▶ Instructions for the task: Pick out each line of the records that includes the string "name", and copy it.

>> Start

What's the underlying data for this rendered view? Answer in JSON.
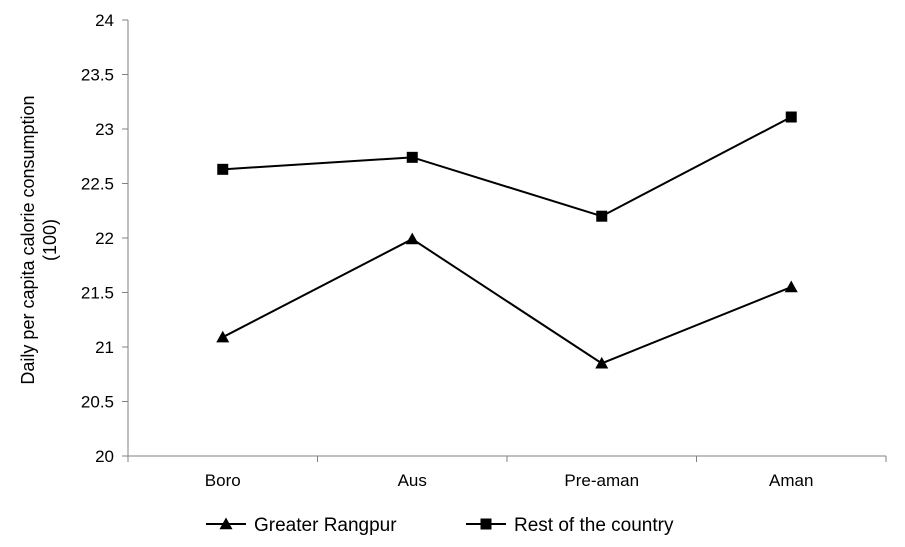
{
  "chart_data": {
    "type": "line",
    "categories": [
      "Boro",
      "Aus",
      "Pre-aman",
      "Aman"
    ],
    "series": [
      {
        "name": "Greater Rangpur",
        "marker": "triangle",
        "values": [
          21.09,
          21.99,
          20.85,
          21.55
        ]
      },
      {
        "name": "Rest of the country",
        "marker": "square",
        "values": [
          22.63,
          22.74,
          22.2,
          23.11
        ]
      }
    ],
    "title": "",
    "xlabel": "",
    "ylabel": [
      "Daily per capita calorie consumption",
      "(100)"
    ],
    "ylim": [
      20,
      24
    ],
    "yticks": [
      "20",
      "20.5",
      "21",
      "21.5",
      "22",
      "22.5",
      "23",
      "23.5",
      "24"
    ],
    "grid": false,
    "legend_position": "bottom",
    "line_color": "#000000"
  }
}
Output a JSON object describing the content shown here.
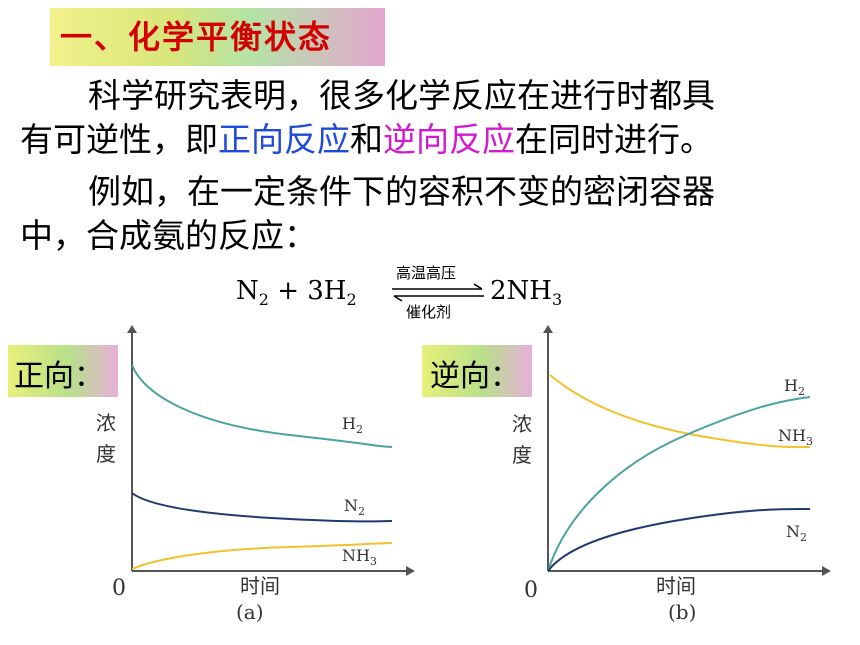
{
  "section_title": "一、化学平衡状态",
  "para1": {
    "line1": "科学研究表明，很多化学反应在进行时都具",
    "line2_prefix": "有可逆性，即",
    "forward": "正向反应",
    "and": "和",
    "reverse": "逆向反应",
    "line2_suffix": "在同时进行。"
  },
  "para2": {
    "line1": "例如，在一定条件下的容积不变的密闭容器",
    "line2": "中，合成氨的反应："
  },
  "equation": {
    "n": "N",
    "n_sub": "2",
    "plus": " + ",
    "h_coef": "3H",
    "h_sub": "2",
    "product": "2NH",
    "product_sub": "3",
    "cond_top": "高温高压",
    "cond_bottom": "催化剂"
  },
  "chart_a": {
    "tag": "正向：",
    "ylabel_1": "浓",
    "ylabel_2": "度",
    "origin": "0",
    "xlabel": "时间",
    "caption": "(a)",
    "series_labels": {
      "h2": "H",
      "h2_sub": "2",
      "n2": "N",
      "n2_sub": "2",
      "nh3": "NH",
      "nh3_sub": "3"
    }
  },
  "chart_b": {
    "tag": "逆向：",
    "ylabel_1": "浓",
    "ylabel_2": "度",
    "origin": "0",
    "xlabel": "时间",
    "caption": "(b)",
    "series_labels": {
      "h2": "H",
      "h2_sub": "2",
      "n2": "N",
      "n2_sub": "2",
      "nh3": "NH",
      "nh3_sub": "3"
    }
  },
  "colors": {
    "title_red": "#d40000",
    "blue_text": "#1f4bd8",
    "magenta_text": "#d21ad2",
    "h2_curve": "#4aa3a0",
    "n2_curve": "#1e3a6e",
    "nh3_curve": "#f2c12e"
  }
}
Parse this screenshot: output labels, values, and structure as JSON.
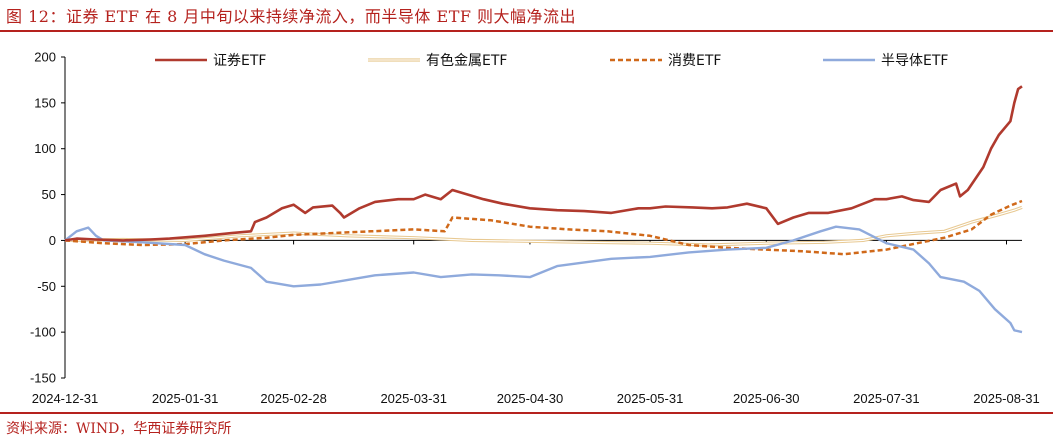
{
  "header": {
    "title": "图 12：证券 ETF 在 8 月中旬以来持续净流入，而半导体 ETF 则大幅净流出"
  },
  "footer": {
    "source": "资料来源：WIND，华西证券研究所"
  },
  "colors": {
    "accent": "#b5221e",
    "securities": "#b03a2e",
    "nonferrous": "#e8c992",
    "consumer": "#d0691a",
    "semiconductor": "#8faadc"
  },
  "chart_data": {
    "type": "line",
    "title": "",
    "xlabel": "",
    "ylabel": "",
    "ylim": [
      -150,
      200
    ],
    "yticks": [
      -150,
      -100,
      -50,
      0,
      50,
      100,
      150,
      200
    ],
    "ytick_labels": [
      "-150",
      "-100",
      "-50",
      "0",
      "50",
      "100",
      "150",
      "200"
    ],
    "xlim": [
      "2024-12-31",
      "2025-09-04"
    ],
    "xticks": [
      "2024-12-31",
      "2025-01-31",
      "2025-02-28",
      "2025-03-31",
      "2025-04-30",
      "2025-05-31",
      "2025-06-30",
      "2025-07-31",
      "2025-08-31"
    ],
    "grid": false,
    "legend_position": "top",
    "series": [
      {
        "name": "证券ETF",
        "style": "solid",
        "points": [
          [
            "2024-12-31",
            0
          ],
          [
            "2025-01-03",
            2
          ],
          [
            "2025-01-08",
            1
          ],
          [
            "2025-01-15",
            0
          ],
          [
            "2025-01-22",
            1
          ],
          [
            "2025-01-27",
            2
          ],
          [
            "2025-02-05",
            5
          ],
          [
            "2025-02-12",
            8
          ],
          [
            "2025-02-17",
            10
          ],
          [
            "2025-02-18",
            20
          ],
          [
            "2025-02-21",
            25
          ],
          [
            "2025-02-25",
            35
          ],
          [
            "2025-02-28",
            39
          ],
          [
            "2025-03-03",
            30
          ],
          [
            "2025-03-05",
            36
          ],
          [
            "2025-03-10",
            38
          ],
          [
            "2025-03-12",
            30
          ],
          [
            "2025-03-13",
            25
          ],
          [
            "2025-03-17",
            35
          ],
          [
            "2025-03-21",
            42
          ],
          [
            "2025-03-27",
            45
          ],
          [
            "2025-03-31",
            45
          ],
          [
            "2025-04-03",
            50
          ],
          [
            "2025-04-07",
            45
          ],
          [
            "2025-04-10",
            55
          ],
          [
            "2025-04-14",
            50
          ],
          [
            "2025-04-18",
            45
          ],
          [
            "2025-04-23",
            40
          ],
          [
            "2025-04-30",
            35
          ],
          [
            "2025-05-07",
            33
          ],
          [
            "2025-05-14",
            32
          ],
          [
            "2025-05-21",
            30
          ],
          [
            "2025-05-28",
            35
          ],
          [
            "2025-05-31",
            35
          ],
          [
            "2025-06-04",
            37
          ],
          [
            "2025-06-11",
            36
          ],
          [
            "2025-06-16",
            35
          ],
          [
            "2025-06-20",
            36
          ],
          [
            "2025-06-25",
            40
          ],
          [
            "2025-06-30",
            35
          ],
          [
            "2025-07-03",
            18
          ],
          [
            "2025-07-07",
            25
          ],
          [
            "2025-07-11",
            30
          ],
          [
            "2025-07-16",
            30
          ],
          [
            "2025-07-22",
            35
          ],
          [
            "2025-07-28",
            45
          ],
          [
            "2025-07-31",
            45
          ],
          [
            "2025-08-04",
            48
          ],
          [
            "2025-08-07",
            44
          ],
          [
            "2025-08-11",
            42
          ],
          [
            "2025-08-14",
            55
          ],
          [
            "2025-08-18",
            62
          ],
          [
            "2025-08-19",
            48
          ],
          [
            "2025-08-21",
            55
          ],
          [
            "2025-08-25",
            80
          ],
          [
            "2025-08-27",
            100
          ],
          [
            "2025-08-29",
            115
          ],
          [
            "2025-09-01",
            130
          ],
          [
            "2025-09-02",
            150
          ],
          [
            "2025-09-03",
            165
          ],
          [
            "2025-09-04",
            168
          ]
        ]
      },
      {
        "name": "有色金属ETF",
        "style": "double",
        "points": [
          [
            "2024-12-31",
            0
          ],
          [
            "2025-01-15",
            1
          ],
          [
            "2025-01-31",
            0
          ],
          [
            "2025-02-14",
            5
          ],
          [
            "2025-02-28",
            8
          ],
          [
            "2025-03-14",
            5
          ],
          [
            "2025-03-31",
            3
          ],
          [
            "2025-04-15",
            0
          ],
          [
            "2025-04-30",
            -1
          ],
          [
            "2025-05-15",
            -2
          ],
          [
            "2025-05-31",
            -3
          ],
          [
            "2025-06-15",
            -5
          ],
          [
            "2025-06-30",
            -3
          ],
          [
            "2025-07-15",
            -2
          ],
          [
            "2025-07-25",
            0
          ],
          [
            "2025-07-31",
            5
          ],
          [
            "2025-08-08",
            8
          ],
          [
            "2025-08-15",
            10
          ],
          [
            "2025-08-22",
            20
          ],
          [
            "2025-08-29",
            28
          ],
          [
            "2025-09-02",
            33
          ],
          [
            "2025-09-04",
            36
          ]
        ]
      },
      {
        "name": "消费ETF",
        "style": "dashed",
        "points": [
          [
            "2024-12-31",
            0
          ],
          [
            "2025-01-10",
            -3
          ],
          [
            "2025-01-20",
            -5
          ],
          [
            "2025-01-31",
            -4
          ],
          [
            "2025-02-10",
            0
          ],
          [
            "2025-02-21",
            3
          ],
          [
            "2025-02-28",
            6
          ],
          [
            "2025-03-10",
            8
          ],
          [
            "2025-03-20",
            10
          ],
          [
            "2025-03-31",
            12
          ],
          [
            "2025-04-08",
            10
          ],
          [
            "2025-04-10",
            25
          ],
          [
            "2025-04-20",
            22
          ],
          [
            "2025-04-30",
            15
          ],
          [
            "2025-05-10",
            12
          ],
          [
            "2025-05-20",
            10
          ],
          [
            "2025-05-31",
            5
          ],
          [
            "2025-06-10",
            -5
          ],
          [
            "2025-06-20",
            -8
          ],
          [
            "2025-06-30",
            -10
          ],
          [
            "2025-07-10",
            -12
          ],
          [
            "2025-07-20",
            -15
          ],
          [
            "2025-07-31",
            -10
          ],
          [
            "2025-08-08",
            -3
          ],
          [
            "2025-08-15",
            3
          ],
          [
            "2025-08-22",
            12
          ],
          [
            "2025-08-27",
            28
          ],
          [
            "2025-09-01",
            38
          ],
          [
            "2025-09-04",
            43
          ]
        ]
      },
      {
        "name": "半导体ETF",
        "style": "solid",
        "points": [
          [
            "2024-12-31",
            0
          ],
          [
            "2025-01-03",
            10
          ],
          [
            "2025-01-06",
            14
          ],
          [
            "2025-01-08",
            5
          ],
          [
            "2025-01-10",
            0
          ],
          [
            "2025-01-20",
            -2
          ],
          [
            "2025-01-31",
            -5
          ],
          [
            "2025-02-05",
            -15
          ],
          [
            "2025-02-10",
            -22
          ],
          [
            "2025-02-17",
            -30
          ],
          [
            "2025-02-21",
            -45
          ],
          [
            "2025-02-28",
            -50
          ],
          [
            "2025-03-07",
            -48
          ],
          [
            "2025-03-14",
            -43
          ],
          [
            "2025-03-21",
            -38
          ],
          [
            "2025-03-31",
            -35
          ],
          [
            "2025-04-07",
            -40
          ],
          [
            "2025-04-15",
            -37
          ],
          [
            "2025-04-22",
            -38
          ],
          [
            "2025-04-30",
            -40
          ],
          [
            "2025-05-07",
            -28
          ],
          [
            "2025-05-14",
            -24
          ],
          [
            "2025-05-21",
            -20
          ],
          [
            "2025-05-31",
            -18
          ],
          [
            "2025-06-10",
            -13
          ],
          [
            "2025-06-20",
            -10
          ],
          [
            "2025-06-30",
            -8
          ],
          [
            "2025-07-07",
            0
          ],
          [
            "2025-07-14",
            10
          ],
          [
            "2025-07-18",
            15
          ],
          [
            "2025-07-24",
            12
          ],
          [
            "2025-07-31",
            -3
          ],
          [
            "2025-08-07",
            -10
          ],
          [
            "2025-08-11",
            -25
          ],
          [
            "2025-08-14",
            -40
          ],
          [
            "2025-08-20",
            -45
          ],
          [
            "2025-08-24",
            -55
          ],
          [
            "2025-08-28",
            -75
          ],
          [
            "2025-09-01",
            -90
          ],
          [
            "2025-09-02",
            -98
          ],
          [
            "2025-09-04",
            -100
          ]
        ]
      }
    ]
  }
}
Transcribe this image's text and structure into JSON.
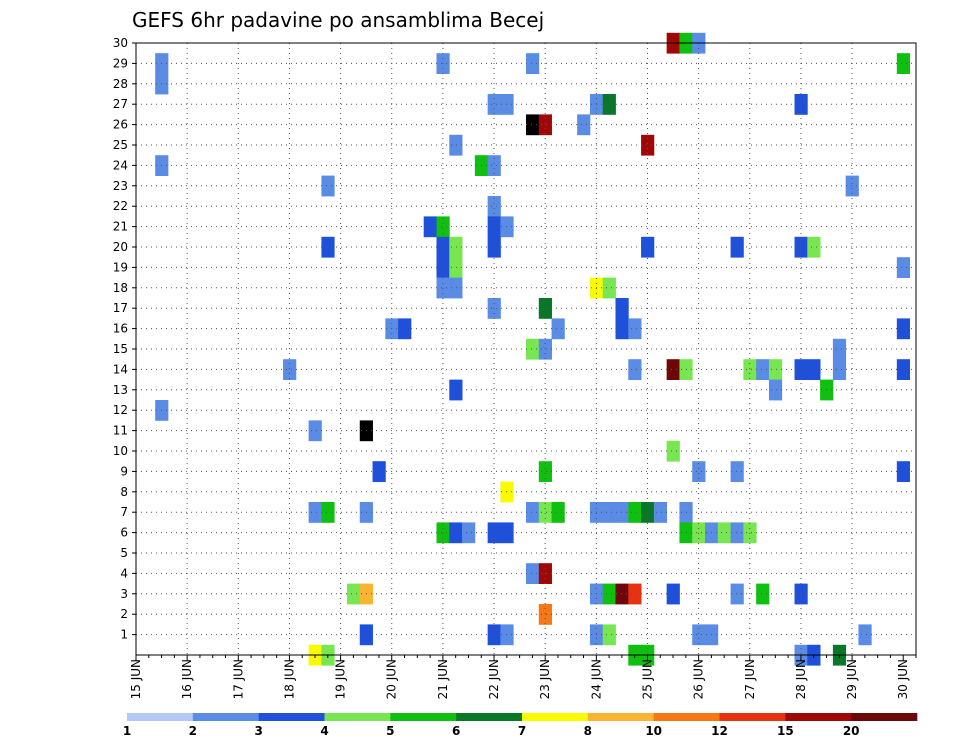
{
  "chart_data": {
    "type": "heatmap",
    "title": "GEFS 6hr padavine po ansamblima Becej",
    "x_tick_labels": [
      "15 JUN",
      "16 JUN",
      "17 JUN",
      "18 JUN",
      "19 JUN",
      "20 JUN",
      "21 JUN",
      "22 JUN",
      "23 JUN",
      "24 JUN",
      "25 JUN",
      "26 JUN",
      "27 JUN",
      "28 JUN",
      "29 JUN",
      "30 JUN"
    ],
    "y_tick_labels": [
      "1",
      "2",
      "3",
      "4",
      "5",
      "6",
      "7",
      "8",
      "9",
      "10",
      "11",
      "12",
      "13",
      "14",
      "15",
      "16",
      "17",
      "18",
      "19",
      "20",
      "21",
      "22",
      "23",
      "24",
      "25",
      "26",
      "27",
      "28",
      "29",
      "30"
    ],
    "xlim": [
      0,
      61
    ],
    "ylim": [
      0,
      30
    ],
    "grid": true,
    "colorbar": {
      "placement": "bottom",
      "labels": [
        "1",
        "2",
        "3",
        "4",
        "5",
        "6",
        "7",
        "8",
        "10",
        "12",
        "15",
        "20"
      ],
      "colors": [
        "#b4c8f5",
        "#5a8ce6",
        "#1e50dc",
        "#78e650",
        "#10c010",
        "#087828",
        "#fafa00",
        "#fab432",
        "#f57814",
        "#e63210",
        "#a00808",
        "#6e0808"
      ]
    },
    "cells": [
      [
        2,
        29,
        1
      ],
      [
        2,
        28,
        1
      ],
      [
        2,
        24,
        1
      ],
      [
        2,
        12,
        1
      ],
      [
        12,
        14,
        1
      ],
      [
        15,
        23,
        1
      ],
      [
        15,
        20,
        2
      ],
      [
        14,
        11,
        1
      ],
      [
        14,
        7,
        1
      ],
      [
        15,
        7,
        4
      ],
      [
        14,
        0,
        6
      ],
      [
        15,
        0,
        3
      ],
      [
        18,
        11,
        12
      ],
      [
        18,
        7,
        1
      ],
      [
        19,
        9,
        2
      ],
      [
        17,
        3,
        3
      ],
      [
        18,
        3,
        7
      ],
      [
        18,
        1,
        2
      ],
      [
        20,
        16,
        1
      ],
      [
        21,
        16,
        2
      ],
      [
        23,
        21,
        2
      ],
      [
        24,
        21,
        4
      ],
      [
        24,
        20,
        2
      ],
      [
        25,
        20,
        3
      ],
      [
        24,
        19,
        2
      ],
      [
        25,
        19,
        3
      ],
      [
        24,
        18,
        1
      ],
      [
        25,
        18,
        1
      ],
      [
        24,
        29,
        1
      ],
      [
        25,
        25,
        1
      ],
      [
        25,
        13,
        2
      ],
      [
        24,
        6,
        4
      ],
      [
        25,
        6,
        2
      ],
      [
        26,
        6,
        1
      ],
      [
        27,
        24,
        4
      ],
      [
        28,
        24,
        1
      ],
      [
        28,
        27,
        1
      ],
      [
        29,
        27,
        1
      ],
      [
        28,
        22,
        1
      ],
      [
        28,
        21,
        2
      ],
      [
        29,
        21,
        1
      ],
      [
        28,
        20,
        2
      ],
      [
        28,
        17,
        1
      ],
      [
        28,
        6,
        2
      ],
      [
        29,
        6,
        2
      ],
      [
        29,
        8,
        6
      ],
      [
        28,
        1,
        2
      ],
      [
        29,
        1,
        1
      ],
      [
        31,
        29,
        1
      ],
      [
        31,
        26,
        12
      ],
      [
        32,
        26,
        10
      ],
      [
        31,
        15,
        3
      ],
      [
        32,
        15,
        1
      ],
      [
        32,
        17,
        5
      ],
      [
        33,
        16,
        1
      ],
      [
        32,
        9,
        4
      ],
      [
        31,
        7,
        1
      ],
      [
        32,
        7,
        3
      ],
      [
        33,
        7,
        4
      ],
      [
        31,
        4,
        1
      ],
      [
        32,
        4,
        10
      ],
      [
        32,
        2,
        8
      ],
      [
        35,
        26,
        1
      ],
      [
        36,
        27,
        1
      ],
      [
        37,
        27,
        5
      ],
      [
        36,
        18,
        6
      ],
      [
        37,
        18,
        3
      ],
      [
        38,
        17,
        2
      ],
      [
        38,
        16,
        2
      ],
      [
        39,
        16,
        1
      ],
      [
        39,
        14,
        1
      ],
      [
        36,
        7,
        1
      ],
      [
        37,
        7,
        1
      ],
      [
        36,
        3,
        1
      ],
      [
        37,
        3,
        4
      ],
      [
        36,
        1,
        1
      ],
      [
        37,
        1,
        3
      ],
      [
        40,
        25,
        10
      ],
      [
        40,
        20,
        2
      ],
      [
        38,
        7,
        1
      ],
      [
        39,
        7,
        4
      ],
      [
        40,
        7,
        5
      ],
      [
        41,
        7,
        1
      ],
      [
        38,
        3,
        11
      ],
      [
        39,
        3,
        9
      ],
      [
        39,
        0,
        4
      ],
      [
        40,
        0,
        4
      ],
      [
        42,
        30,
        10
      ],
      [
        43,
        30,
        4
      ],
      [
        44,
        30,
        1
      ],
      [
        42,
        14,
        11
      ],
      [
        43,
        14,
        3
      ],
      [
        42,
        10,
        3
      ],
      [
        43,
        7,
        1
      ],
      [
        42,
        3,
        2
      ],
      [
        43,
        6,
        4
      ],
      [
        44,
        6,
        3
      ],
      [
        45,
        6,
        1
      ],
      [
        46,
        6,
        3
      ],
      [
        44,
        9,
        1
      ],
      [
        44,
        1,
        1
      ],
      [
        45,
        1,
        1
      ],
      [
        47,
        20,
        2
      ],
      [
        48,
        14,
        3
      ],
      [
        49,
        14,
        1
      ],
      [
        50,
        14,
        3
      ],
      [
        50,
        13,
        1
      ],
      [
        47,
        9,
        1
      ],
      [
        47,
        6,
        1
      ],
      [
        48,
        6,
        3
      ],
      [
        47,
        3,
        1
      ],
      [
        49,
        3,
        4
      ],
      [
        52,
        27,
        2
      ],
      [
        52,
        20,
        2
      ],
      [
        53,
        20,
        3
      ],
      [
        52,
        14,
        2
      ],
      [
        53,
        14,
        2
      ],
      [
        52,
        3,
        2
      ],
      [
        52,
        0,
        1
      ],
      [
        53,
        0,
        2
      ],
      [
        55,
        15,
        1
      ],
      [
        55,
        14,
        1
      ],
      [
        54,
        13,
        4
      ],
      [
        55,
        0,
        5
      ],
      [
        56,
        23,
        1
      ],
      [
        57,
        1,
        1
      ],
      [
        60,
        29,
        4
      ],
      [
        60,
        19,
        1
      ],
      [
        60,
        16,
        2
      ],
      [
        60,
        14,
        2
      ],
      [
        60,
        9,
        2
      ]
    ]
  }
}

>> End

▶ Solution:
        "name": "Greater Rangpur",
        "name": "Rest of the country",
        "name": "证券ETF",
        "name": "有色金属ETF",
        "name": "消费ETF",
        "name": "半导体ETF",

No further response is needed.